> **Problem to solve**: Restate each of the lines below word for word and drop every picture.

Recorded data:
=-=-=-=-=

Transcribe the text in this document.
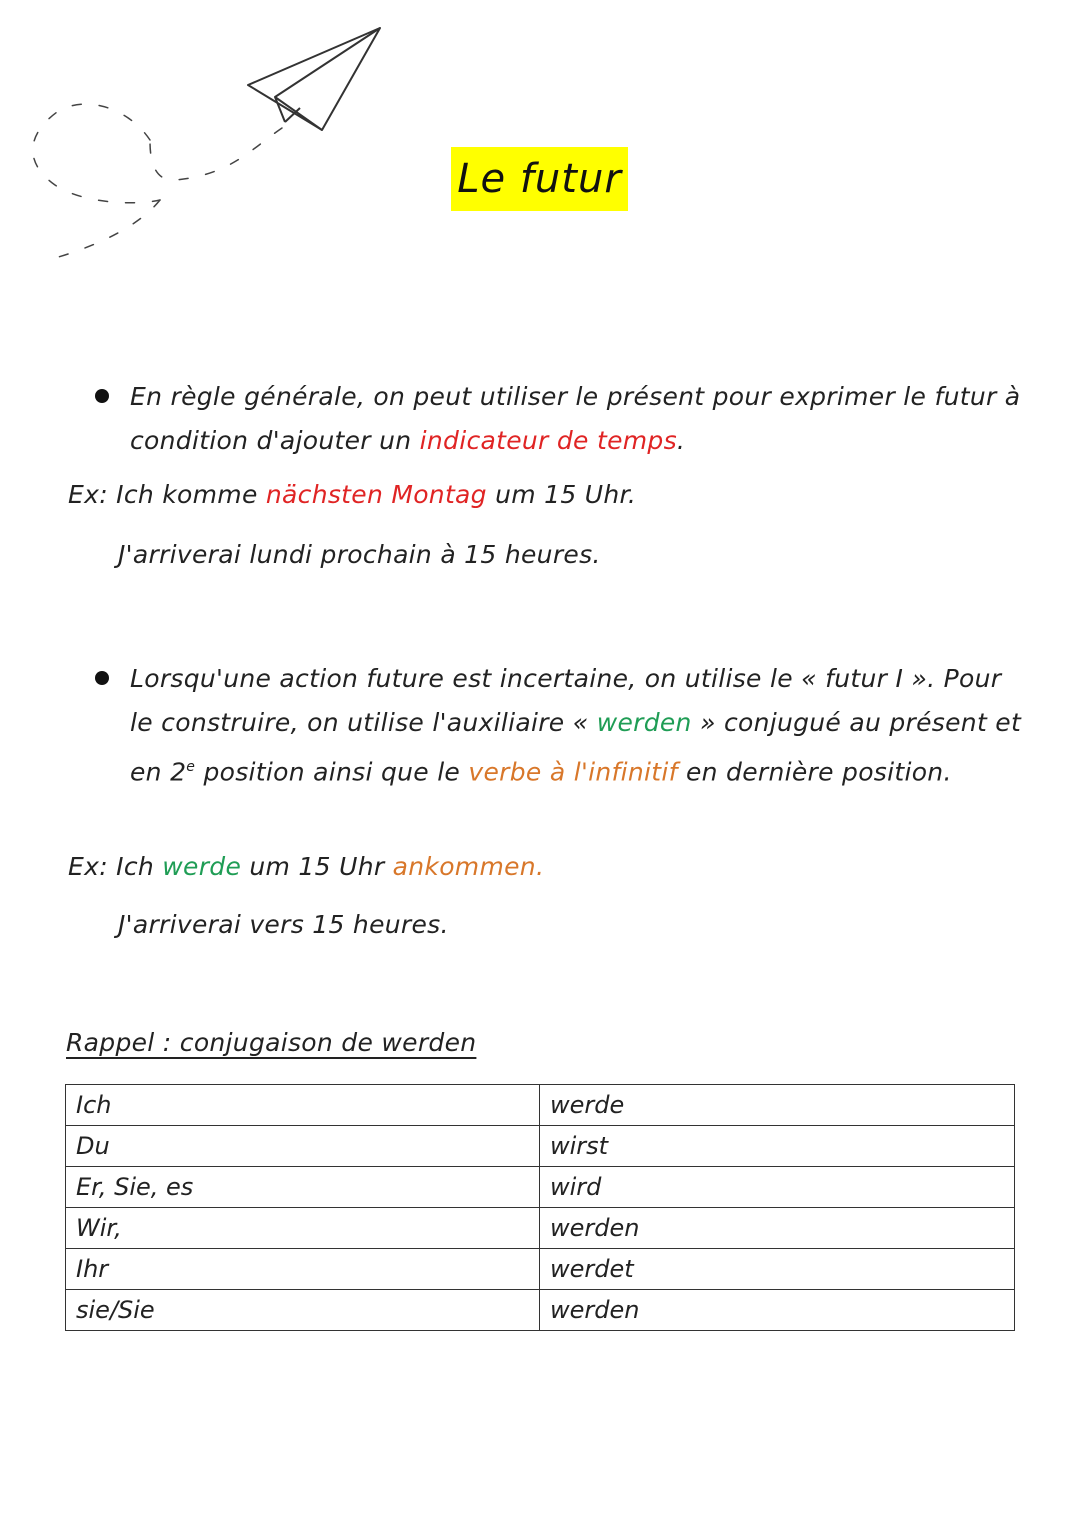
Le futur
En règle générale, on peut utiliser le présent pour exprimer le futur à condition d'ajouter un indicateur de temps.
Ex: Ich komme nächsten Montag um 15 Uhr.
J'arriverai lundi prochain à 15 heures.
Lorsqu'une action future est incertaine, on utilise le « futur I ». Pour le construire, on utilise l'auxiliaire « werden » conjugué au présent et en 2e position ainsi que le verbe à l'infinitif en dernière position.
Ex: Ich werde um 15 Uhr ankommen.
J'arriverai vers 15 heures.
Rappel : conjugaison de werden
Ich	werde
Du	wirst
Er, Sie, es	wird
Wir,	werden
Ihr	werdet
sie/Sie	werden
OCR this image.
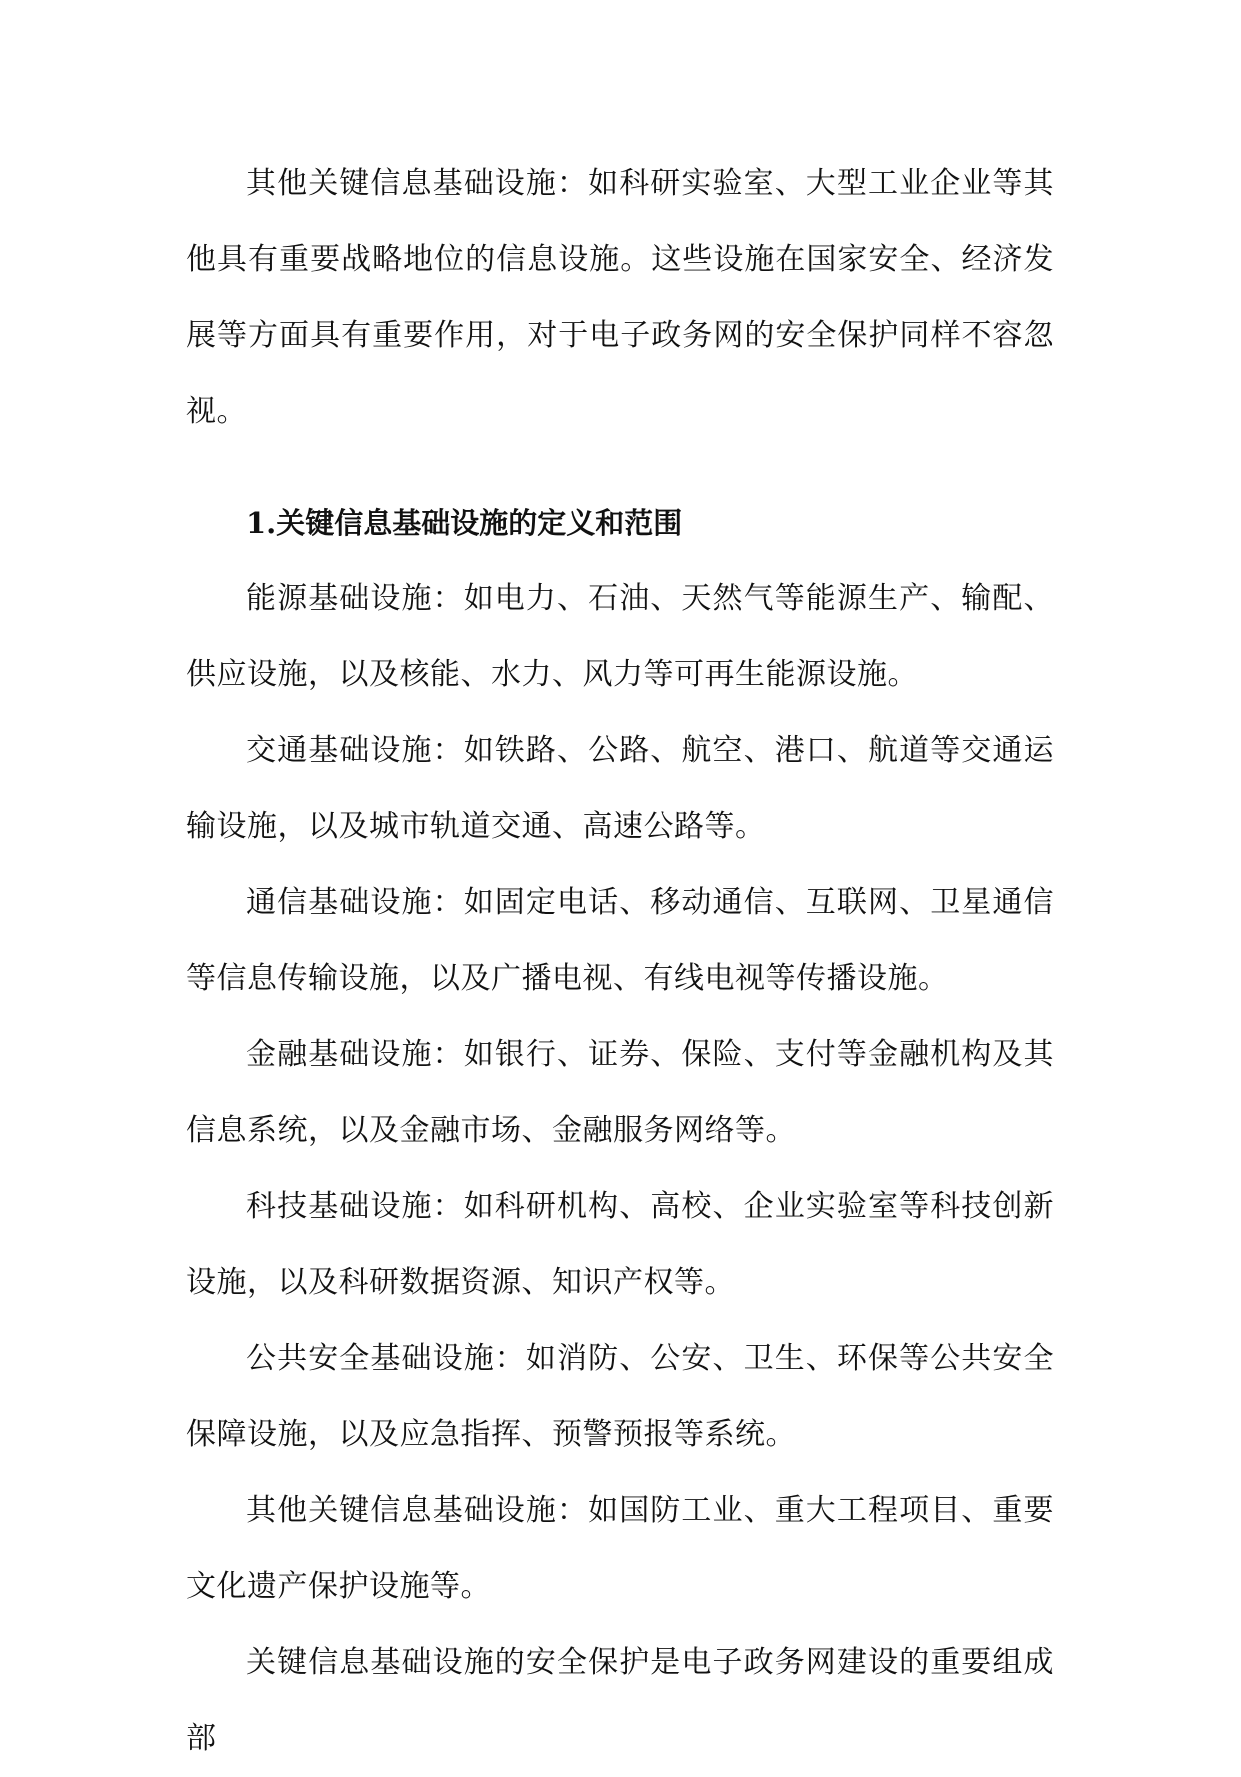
其他关键信息基础设施：如科研实验室、大型工业企业等其他具有重要战略地位的信息设施。这些设施在国家安全、经济发展等方面具有重要作用，对于电子政务网的安全保护同样不容忽视。

1.关键信息基础设施的定义和范围

能源基础设施：如电力、石油、天然气等能源生产、输配、供应设施，以及核能、水力、风力等可再生能源设施。

交通基础设施：如铁路、公路、航空、港口、航道等交通运输设施，以及城市轨道交通、高速公路等。

通信基础设施：如固定电话、移动通信、互联网、卫星通信等信息传输设施，以及广播电视、有线电视等传播设施。

金融基础设施：如银行、证券、保险、支付等金融机构及其信息系统，以及金融市场、金融服务网络等。

科技基础设施：如科研机构、高校、企业实验室等科技创新设施，以及科研数据资源、知识产权等。

公共安全基础设施：如消防、公安、卫生、环保等公共安全保障设施，以及应急指挥、预警预报等系统。

其他关键信息基础设施：如国防工业、重大工程项目、重要文化遗产保护设施等。

关键信息基础设施的安全保护是电子政务网建设的重要组成部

=-=-=-=-=

> **Task result**:
Transcribe the text in this document.
Le futur
En règle générale, on peut utiliser le présent pour exprimer le futur à condition d'ajouter un indicateur de temps.
Ex: Ich komme nächsten Montag um 15 Uhr.
J'arriverai lundi prochain à 15 heures.
Lorsqu'une action future est incertaine, on utilise le « futur I ». Pour le construire, on utilise l'auxiliaire « werden » conjugué au présent et en 2e position ainsi que le verbe à l'infinitif en dernière position.
Ex: Ich werde um 15 Uhr ankommen.
J'arriverai vers 15 heures.
Rappel : conjugaison de werden
Ich	werde
Du	wirst
Er, Sie, es	wird
Wir,	werden
Ihr	werdet
sie/Sie	werden
OCR this image.
其他关键信息基础设施：如科研实验室、大型工业企业等其他具有重要战略地位的信息设施。这些设施在国家安全、经济发展等方面具有重要作用，对于电子政务网的安全保护同样不容忽视。

1.关键信息基础设施的定义和范围

能源基础设施：如电力、石油、天然气等能源生产、输配、供应设施，以及核能、水力、风力等可再生能源设施。

交通基础设施：如铁路、公路、航空、港口、航道等交通运输设施，以及城市轨道交通、高速公路等。

通信基础设施：如固定电话、移动通信、互联网、卫星通信等信息传输设施，以及广播电视、有线电视等传播设施。

金融基础设施：如银行、证券、保险、支付等金融机构及其信息系统，以及金融市场、金融服务网络等。

科技基础设施：如科研机构、高校、企业实验室等科技创新设施，以及科研数据资源、知识产权等。

公共安全基础设施：如消防、公安、卫生、环保等公共安全保障设施，以及应急指挥、预警预报等系统。

其他关键信息基础设施：如国防工业、重大工程项目、重要文化遗产保护设施等。

关键信息基础设施的安全保护是电子政务网建设的重要组成部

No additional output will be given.